Written problem: Give only one thing: the number of lines that include the word "canal".

## BEGIN

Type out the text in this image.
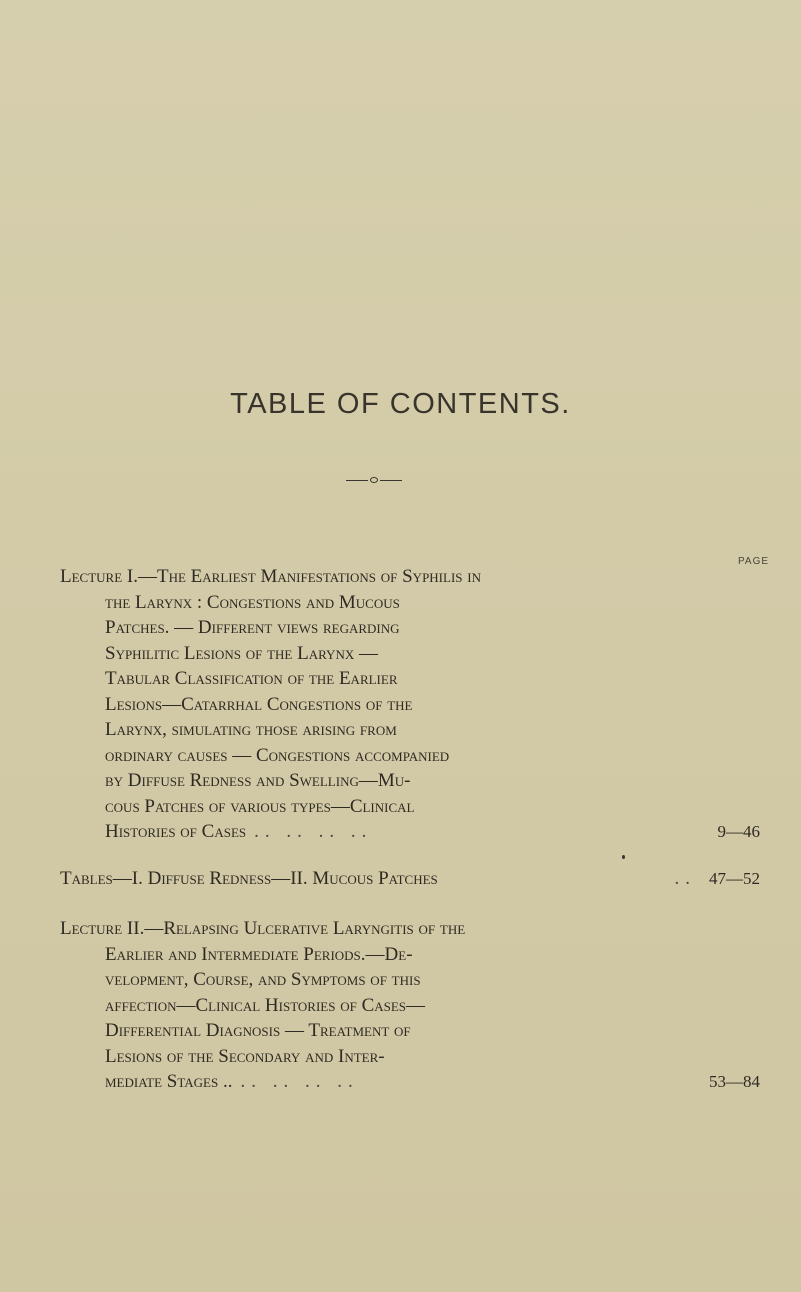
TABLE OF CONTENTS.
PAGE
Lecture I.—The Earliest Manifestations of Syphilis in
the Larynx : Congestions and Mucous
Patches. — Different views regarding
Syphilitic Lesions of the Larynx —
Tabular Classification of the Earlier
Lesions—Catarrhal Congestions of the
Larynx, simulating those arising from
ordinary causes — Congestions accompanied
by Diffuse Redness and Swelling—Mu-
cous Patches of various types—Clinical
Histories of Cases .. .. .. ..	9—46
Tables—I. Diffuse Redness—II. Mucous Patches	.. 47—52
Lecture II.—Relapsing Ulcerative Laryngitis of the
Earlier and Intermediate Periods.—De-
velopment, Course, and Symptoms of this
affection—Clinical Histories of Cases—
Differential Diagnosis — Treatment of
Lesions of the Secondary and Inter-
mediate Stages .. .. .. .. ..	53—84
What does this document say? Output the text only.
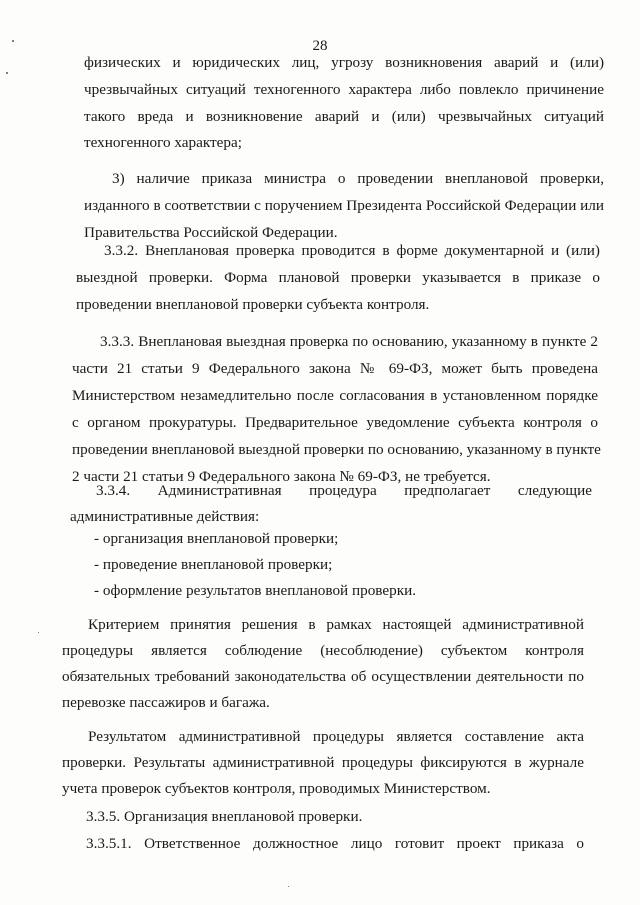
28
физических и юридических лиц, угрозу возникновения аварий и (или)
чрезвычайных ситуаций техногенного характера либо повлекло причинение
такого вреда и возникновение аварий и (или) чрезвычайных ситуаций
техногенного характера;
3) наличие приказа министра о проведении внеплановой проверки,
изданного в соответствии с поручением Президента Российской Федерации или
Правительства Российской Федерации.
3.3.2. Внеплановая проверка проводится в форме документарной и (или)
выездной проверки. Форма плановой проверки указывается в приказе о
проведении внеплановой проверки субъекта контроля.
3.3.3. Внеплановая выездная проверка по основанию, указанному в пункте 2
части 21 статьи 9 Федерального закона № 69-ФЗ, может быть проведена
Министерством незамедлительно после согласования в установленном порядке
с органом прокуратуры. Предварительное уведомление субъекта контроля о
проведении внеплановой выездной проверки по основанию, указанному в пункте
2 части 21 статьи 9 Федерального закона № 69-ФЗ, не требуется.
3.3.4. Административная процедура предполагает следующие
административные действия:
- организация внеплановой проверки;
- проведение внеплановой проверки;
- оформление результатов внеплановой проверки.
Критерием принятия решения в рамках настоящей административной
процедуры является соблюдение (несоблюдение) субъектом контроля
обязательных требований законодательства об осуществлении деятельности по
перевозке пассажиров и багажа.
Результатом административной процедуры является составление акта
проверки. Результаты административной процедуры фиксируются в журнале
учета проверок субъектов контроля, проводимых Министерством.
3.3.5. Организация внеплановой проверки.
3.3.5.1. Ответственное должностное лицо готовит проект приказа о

## END
## BEGIN

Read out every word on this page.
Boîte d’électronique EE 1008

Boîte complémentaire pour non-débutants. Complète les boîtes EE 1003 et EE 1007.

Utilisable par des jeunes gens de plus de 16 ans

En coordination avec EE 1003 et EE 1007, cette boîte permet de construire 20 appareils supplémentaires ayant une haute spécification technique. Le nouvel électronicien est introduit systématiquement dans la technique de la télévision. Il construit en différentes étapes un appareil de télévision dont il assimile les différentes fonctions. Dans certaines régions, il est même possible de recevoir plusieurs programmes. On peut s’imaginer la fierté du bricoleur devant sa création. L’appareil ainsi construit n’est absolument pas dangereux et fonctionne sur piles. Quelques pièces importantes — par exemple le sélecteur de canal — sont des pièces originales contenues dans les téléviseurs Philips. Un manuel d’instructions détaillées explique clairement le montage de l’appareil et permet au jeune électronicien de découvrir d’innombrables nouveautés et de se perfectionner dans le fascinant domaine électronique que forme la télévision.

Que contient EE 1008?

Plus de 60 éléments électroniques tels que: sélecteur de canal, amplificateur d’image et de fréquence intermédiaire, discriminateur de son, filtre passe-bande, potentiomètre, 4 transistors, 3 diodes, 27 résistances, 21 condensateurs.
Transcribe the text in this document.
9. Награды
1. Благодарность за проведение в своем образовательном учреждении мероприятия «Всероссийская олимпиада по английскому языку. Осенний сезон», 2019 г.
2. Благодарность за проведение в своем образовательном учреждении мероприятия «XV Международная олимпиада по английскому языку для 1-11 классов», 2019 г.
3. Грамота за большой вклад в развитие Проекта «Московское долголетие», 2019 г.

## END

Output below: 2